Supplied entries:
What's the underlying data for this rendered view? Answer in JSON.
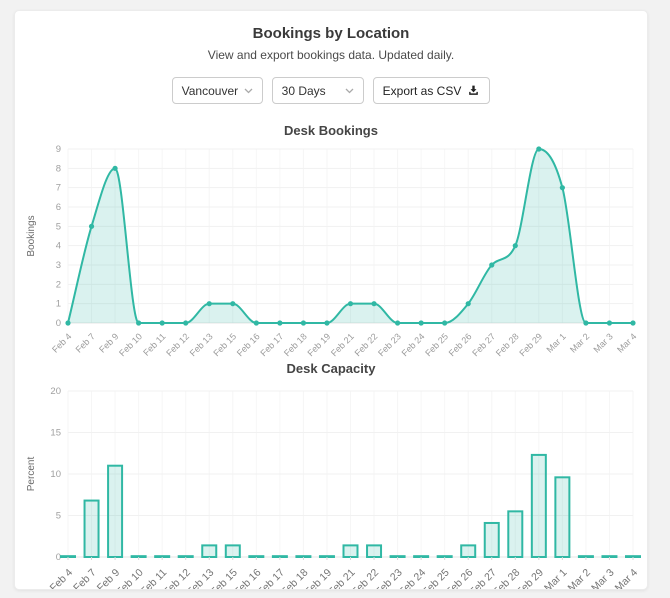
{
  "card": {
    "title": "Bookings by Location",
    "subtitle": "View and export bookings data. Updated daily."
  },
  "controls": {
    "location": {
      "value": "Vancouver",
      "icon": "chevron-down-icon"
    },
    "range": {
      "value": "30 Days",
      "icon": "chevron-down-icon"
    },
    "export": {
      "label": "Export as CSV",
      "icon": "download-icon"
    }
  },
  "colors": {
    "accent": "#30b8a4",
    "accent_fill": "rgba(48,184,164,0.18)",
    "grid": "#f1f1f1",
    "grid_vertical": "#f6f6f6",
    "axis_line": "#e6e6e6",
    "tick_text": "#a0a0a0",
    "axis_label_text": "#6b6b6b"
  },
  "chart_data": [
    {
      "type": "area",
      "title": "Desk Bookings",
      "ylabel": "Bookings",
      "xlabel": "",
      "categories": [
        "Feb 4",
        "Feb 7",
        "Feb 9",
        "Feb 10",
        "Feb 11",
        "Feb 12",
        "Feb 13",
        "Feb 15",
        "Feb 16",
        "Feb 17",
        "Feb 18",
        "Feb 19",
        "Feb 21",
        "Feb 22",
        "Feb 23",
        "Feb 24",
        "Feb 25",
        "Feb 26",
        "Feb 27",
        "Feb 28",
        "Feb 29",
        "Mar 1",
        "Mar 2",
        "Mar 3",
        "Mar 4"
      ],
      "values": [
        0,
        5,
        8,
        0,
        0,
        0,
        1,
        1,
        0,
        0,
        0,
        0,
        1,
        1,
        0,
        0,
        0,
        1,
        3,
        4,
        9,
        7,
        0,
        0,
        0
      ],
      "ylim": [
        0,
        9
      ],
      "yticks": [
        0,
        1,
        2,
        3,
        4,
        5,
        6,
        7,
        8,
        9
      ],
      "grid": true,
      "legend": "none",
      "markers": true
    },
    {
      "type": "bar",
      "title": "Desk Capacity",
      "ylabel": "Percent",
      "xlabel": "",
      "categories": [
        "Feb 4",
        "Feb 7",
        "Feb 9",
        "Feb 10",
        "Feb 11",
        "Feb 12",
        "Feb 13",
        "Feb 15",
        "Feb 16",
        "Feb 17",
        "Feb 18",
        "Feb 19",
        "Feb 21",
        "Feb 22",
        "Feb 23",
        "Feb 24",
        "Feb 25",
        "Feb 26",
        "Feb 27",
        "Feb 28",
        "Feb 29",
        "Mar 1",
        "Mar 2",
        "Mar 3",
        "Mar 4"
      ],
      "values": [
        0.1,
        6.8,
        11.0,
        0.1,
        0.1,
        0.1,
        1.4,
        1.4,
        0.1,
        0.1,
        0.1,
        0.1,
        1.4,
        1.4,
        0.1,
        0.1,
        0.1,
        1.4,
        4.1,
        5.5,
        12.3,
        9.6,
        0.1,
        0.1,
        0.1
      ],
      "ylim": [
        0,
        20
      ],
      "yticks": [
        0,
        5,
        10,
        15,
        20
      ],
      "grid": true,
      "legend": "none"
    }
  ]
}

What is asked:
Among the entries above, how many lines include the word "Desk"? Reply with the number only.

Written solution:
2